TASK REQUIREMENTS:
Output each entry that follows exactly. Images stay out.

Saved entries:
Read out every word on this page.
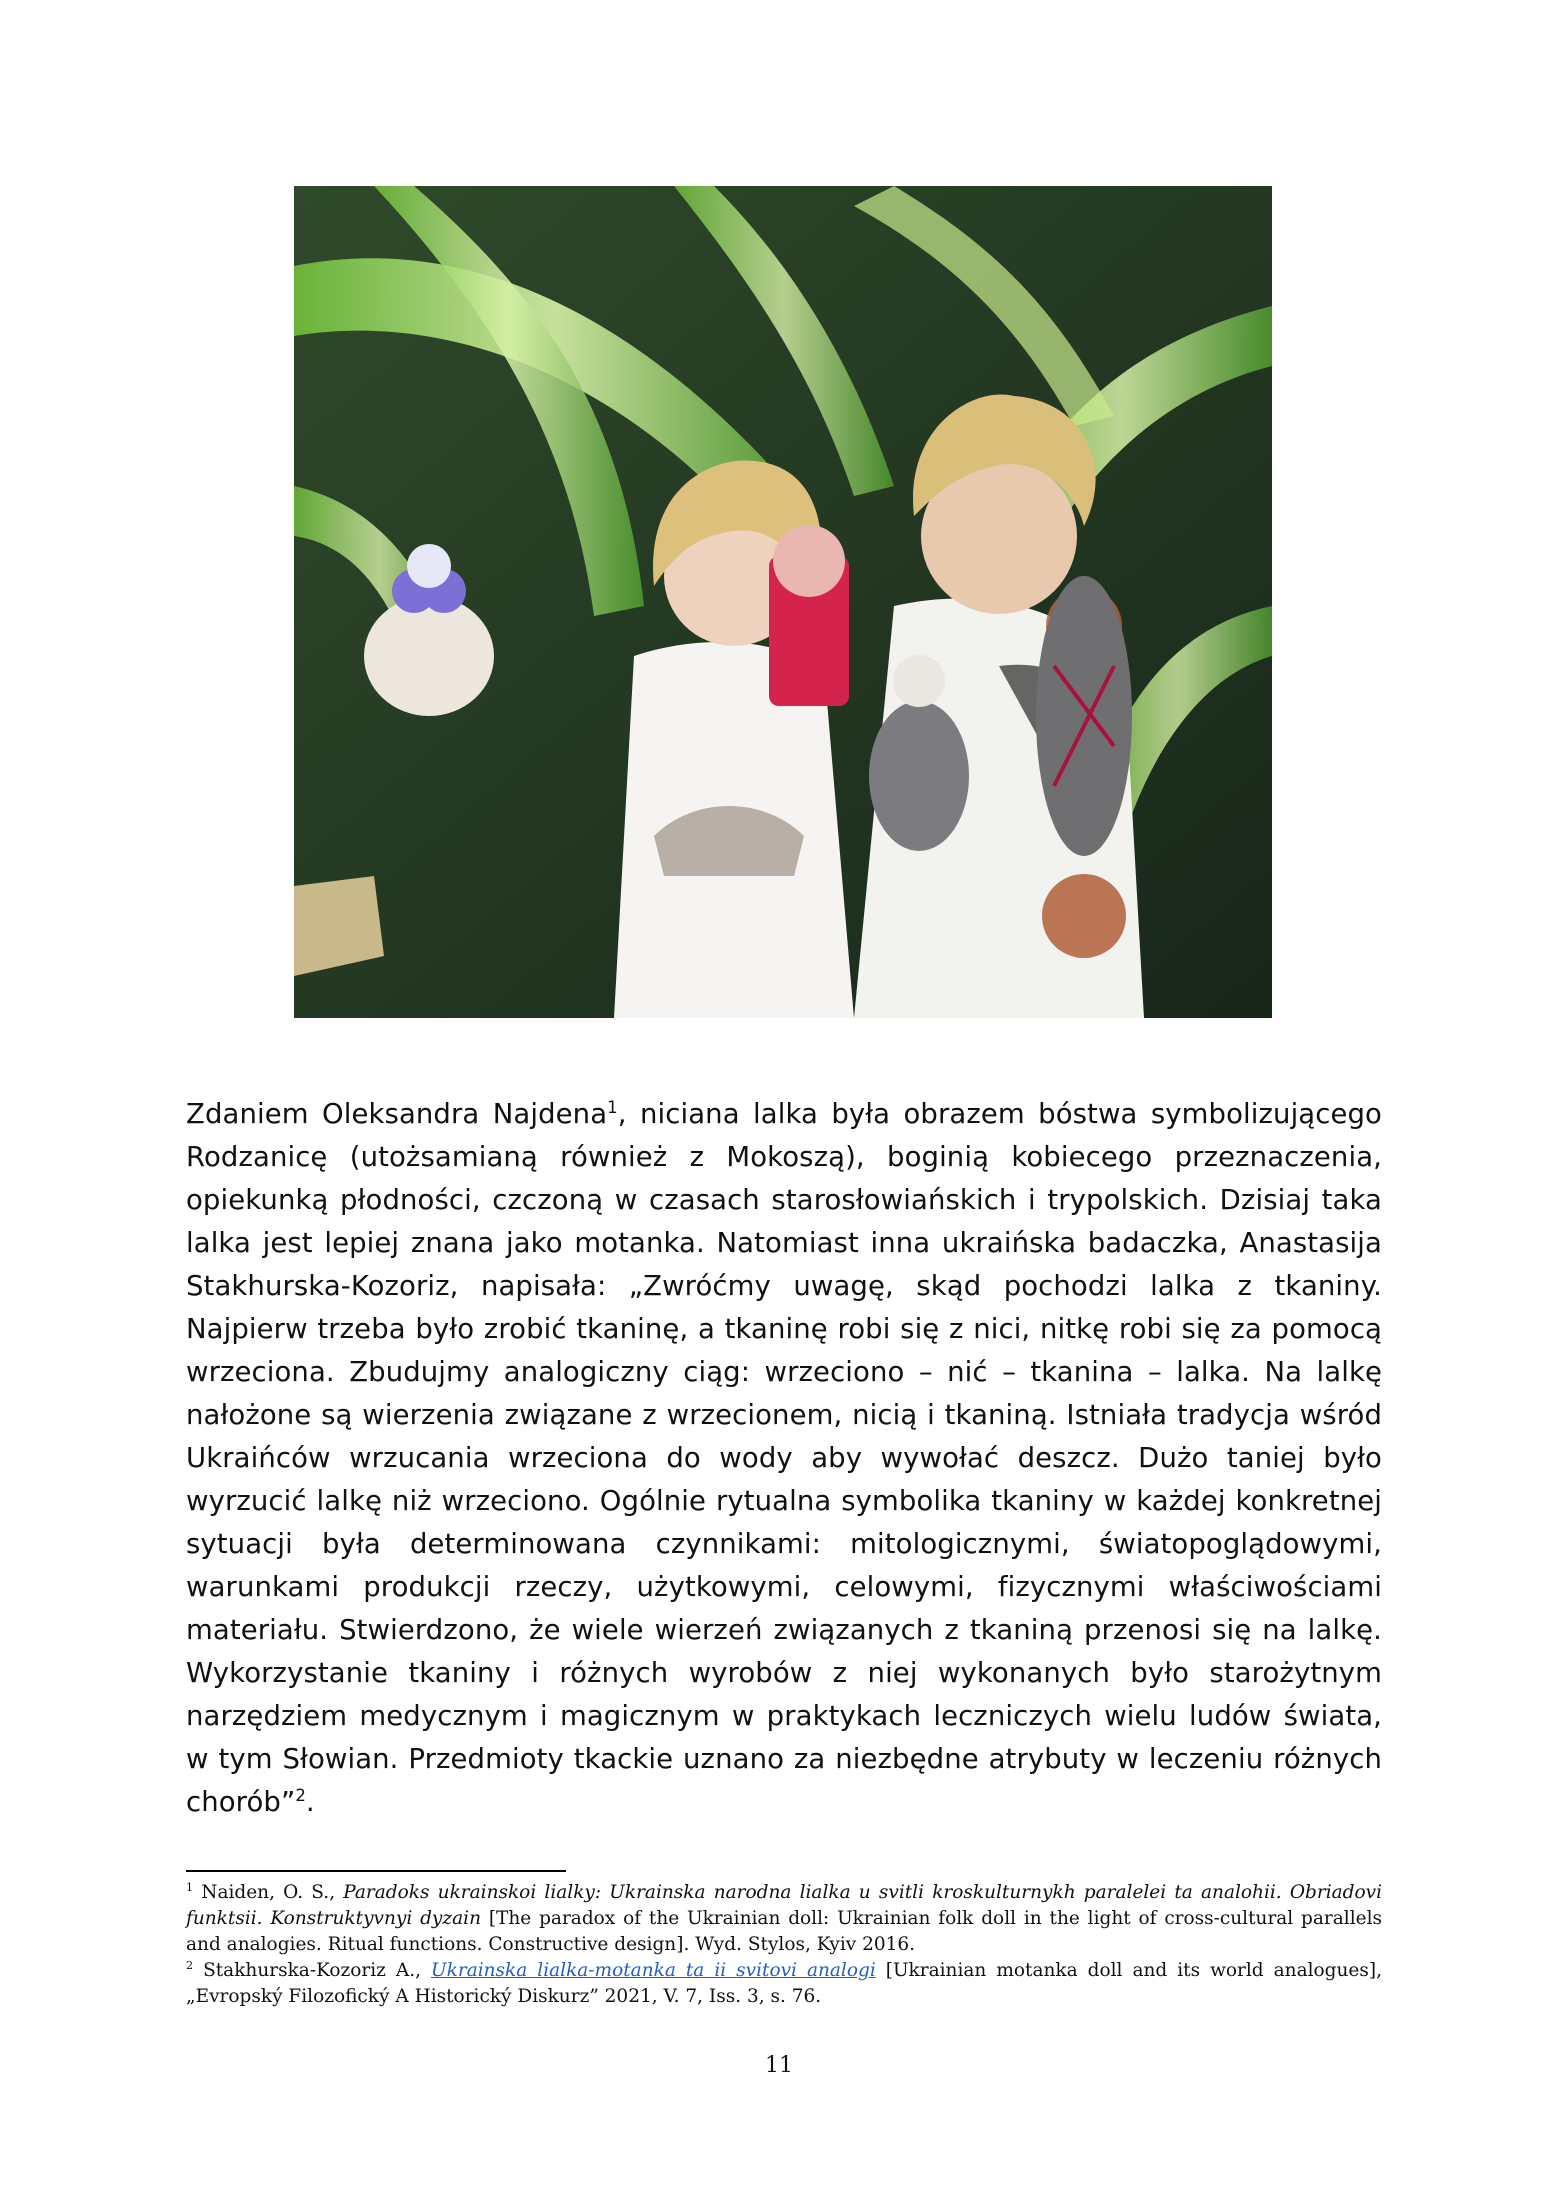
Zdaniem Oleksandra Najdena$^1$, niciana lalka była obrazem bóstwa symbolizującego Rodzanicę (utożsamianą również z Mokoszą), boginią kobiecego przeznaczenia, opiekunką płodności, czczoną w czasach starosłowiańskich i trypolskich. Dzisiaj taka lalka jest lepiej znana jako motanka. Natomiast inna ukraińska badaczka, Anastasija Stakhurska-Kozoriz, napisała: „Zwróćmy uwagę, skąd pochodzi lalka z tkaniny. Najpierw trzeba było zrobić tkaninę, a tkaninę robi się z nici, nitkę robi się za pomocą wrzeciona. Zbudujmy analogiczny ciąg: wrzeciono – nić – tkanina – lalka. Na lalkę nałożone są wierzenia związane z wrzecionem, nicią i tkaniną. Istniała tradycja wśród Ukraińców wrzucania wrzeciona do wody aby wywołać deszcz. Dużo taniej było wyrzucić lalkę niż wrzeciono. Ogólnie rytualna symbolika tkaniny w każdej konkretnej sytuacji była determinowana czynnikami: mitologicznymi, światopoglądowymi, warunkami produkcji rzeczy, użytkowymi, celowymi, fizycznymi właściwościami materiału. Stwierdzono, że wiele wierzeń związanych z tkaniną przenosi się na lalkę. Wykorzystanie tkaniny i różnych wyrobów z niej wykonanych było starożytnym narzędziem medycznym i magicznym w praktykach leczniczych wielu ludów świata, w tym Słowian. Przedmioty tkackie uznano za niezbędne atrybuty w leczeniu różnych chorób”$^2$.

$^1$ Naiden, O. S., Paradoks ukrainskoi lialky: Ukrainska narodna lialka u svitli kroskulturnykh paralelei ta analohii. Obriadovi funktsii. Konstruktyvnyi dyzain [The paradox of the Ukrainian doll: Ukrainian folk doll in the light of cross-cultural parallels and analogies. Ritual functions. Constructive design]. Wyd. Stylos, Kyiv 2016.

$^2$ Stakhurska-Kozoriz A., Ukrainska lialka-motanka ta ii svitovi analogi [Ukrainian motanka doll and its world analogues], „Evropský Filozofický A Historický Diskurz” 2021, V. 7, Iss. 3, s. 76.

11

SOLUTION TO THIS EXERCISE:
Read out every word on this page.
Zdaniem Oleksandra Najdena$^1$, niciana lalka była obrazem bóstwa symbolizującego Rodzanicę (utożsamianą również z Mokoszą), boginią kobiecego przeznaczenia, opiekunką płodności, czczoną w czasach starosłowiańskich i trypolskich. Dzisiaj taka lalka jest lepiej znana jako motanka. Natomiast inna ukraińska badaczka, Anastasija Stakhurska-Kozoriz, napisała: „Zwróćmy uwagę, skąd pochodzi lalka z tkaniny. Najpierw trzeba było zrobić tkaninę, a tkaninę robi się z nici, nitkę robi się za pomocą wrzeciona. Zbudujmy analogiczny ciąg: wrzeciono – nić – tkanina – lalka. Na lalkę nałożone są wierzenia związane z wrzecionem, nicią i tkaniną. Istniała tradycja wśród Ukraińców wrzucania wrzeciona do wody aby wywołać deszcz. Dużo taniej było wyrzucić lalkę niż wrzeciono. Ogólnie rytualna symbolika tkaniny w każdej konkretnej sytuacji była determinowana czynnikami: mitologicznymi, światopoglądowymi, warunkami produkcji rzeczy, użytkowymi, celowymi, fizycznymi właściwościami materiału. Stwierdzono, że wiele wierzeń związanych z tkaniną przenosi się na lalkę. Wykorzystanie tkaniny i różnych wyrobów z niej wykonanych było starożytnym narzędziem medycznym i magicznym w praktykach leczniczych wielu ludów świata, w tym Słowian. Przedmioty tkackie uznano za niezbędne atrybuty w leczeniu różnych chorób”$^2$.

$^1$ Naiden, O. S., Paradoks ukrainskoi lialky: Ukrainska narodna lialka u svitli kroskulturnykh paralelei ta analohii. Obriadovi funktsii. Konstruktyvnyi dyzain [The paradox of the Ukrainian doll: Ukrainian folk doll in the light of cross-cultural parallels and analogies. Ritual functions. Constructive design]. Wyd. Stylos, Kyiv 2016.

$^2$ Stakhurska-Kozoriz A., Ukrainska lialka-motanka ta ii svitovi analogi [Ukrainian motanka doll and its world analogues], „Evropský Filozofický A Historický Diskurz” 2021, V. 7, Iss. 3, s. 76.

11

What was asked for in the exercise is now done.